* _Your goal_
The records below are to be repeated in full, exactly as they are.
>> start Material for the task
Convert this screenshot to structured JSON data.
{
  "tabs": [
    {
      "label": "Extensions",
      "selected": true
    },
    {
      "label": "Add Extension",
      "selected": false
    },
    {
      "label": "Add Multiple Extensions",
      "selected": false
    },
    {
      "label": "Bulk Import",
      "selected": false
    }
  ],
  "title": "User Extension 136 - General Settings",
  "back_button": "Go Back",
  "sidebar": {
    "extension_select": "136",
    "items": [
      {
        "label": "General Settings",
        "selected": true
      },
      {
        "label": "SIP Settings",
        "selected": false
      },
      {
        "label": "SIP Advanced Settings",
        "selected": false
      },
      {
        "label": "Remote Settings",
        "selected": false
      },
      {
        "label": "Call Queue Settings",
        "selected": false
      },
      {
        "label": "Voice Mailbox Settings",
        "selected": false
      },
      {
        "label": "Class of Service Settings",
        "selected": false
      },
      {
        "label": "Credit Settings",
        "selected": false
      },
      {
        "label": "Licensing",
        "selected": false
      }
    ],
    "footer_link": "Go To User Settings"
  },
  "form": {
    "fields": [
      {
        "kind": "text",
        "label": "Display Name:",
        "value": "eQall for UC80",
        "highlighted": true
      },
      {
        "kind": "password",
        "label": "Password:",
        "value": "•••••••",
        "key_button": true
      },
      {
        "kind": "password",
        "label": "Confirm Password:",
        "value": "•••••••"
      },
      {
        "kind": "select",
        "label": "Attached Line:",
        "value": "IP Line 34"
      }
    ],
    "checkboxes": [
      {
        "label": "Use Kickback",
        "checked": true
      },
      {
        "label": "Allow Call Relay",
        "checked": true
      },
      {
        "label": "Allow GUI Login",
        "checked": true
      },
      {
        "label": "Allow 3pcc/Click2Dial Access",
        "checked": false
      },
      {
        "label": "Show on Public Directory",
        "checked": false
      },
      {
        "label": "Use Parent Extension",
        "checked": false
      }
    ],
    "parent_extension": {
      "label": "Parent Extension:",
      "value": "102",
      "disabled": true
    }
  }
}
>> end Material for the task
* _Exercise result_
Convert this screenshot to structured JSON data.
{
  "tabs": [
    {
      "label": "Extensions",
      "selected": true
    },
    {
      "label": "Add Extension",
      "selected": false
    },
    {
      "label": "Add Multiple Extensions",
      "selected": false
    },
    {
      "label": "Bulk Import",
      "selected": false
    }
  ],
  "title": "User Extension 136 - General Settings",
  "back_button": "Go Back",
  "sidebar": {
    "extension_select": "136",
    "items": [
      {
        "label": "General Settings",
        "selected": true
      },
      {
        "label": "SIP Settings",
        "selected": false
      },
      {
        "label": "SIP Advanced Settings",
        "selected": false
      },
      {
        "label": "Remote Settings",
        "selected": false
      },
      {
        "label": "Call Queue Settings",
        "selected": false
      },
      {
        "label": "Voice Mailbox Settings",
        "selected": false
      },
      {
        "label": "Class of Service Settings",
        "selected": false
      },
      {
        "label": "Credit Settings",
        "selected": false
      },
      {
        "label": "Licensing",
        "selected": false
      }
    ],
    "footer_link": "Go To User Settings"
  },
  "form": {
    "fields": [
      {
        "kind": "text",
        "label": "Display Name:",
        "value": "eQall for UC80",
        "highlighted": true
      },
      {
        "kind": "password",
        "label": "Password:",
        "value": "•••••••",
        "key_button": true
      },
      {
        "kind": "password",
        "label": "Confirm Password:",
        "value": "•••••••"
      },
      {
        "kind": "select",
        "label": "Attached Line:",
        "value": "IP Line 34"
      }
    ],
    "checkboxes": [
      {
        "label": "Use Kickback",
        "checked": true
      },
      {
        "label": "Allow Call Relay",
        "checked": true
      },
      {
        "label": "Allow GUI Login",
        "checked": true
      },
      {
        "label": "Allow 3pcc/Click2Dial Access",
        "checked": false
      },
      {
        "label": "Show on Public Directory",
        "checked": false
      },
      {
        "label": "Use Parent Extension",
        "checked": false
      }
    ],
    "parent_extension": {
      "label": "Parent Extension:",
      "value": "102",
      "disabled": true
    }
  }
}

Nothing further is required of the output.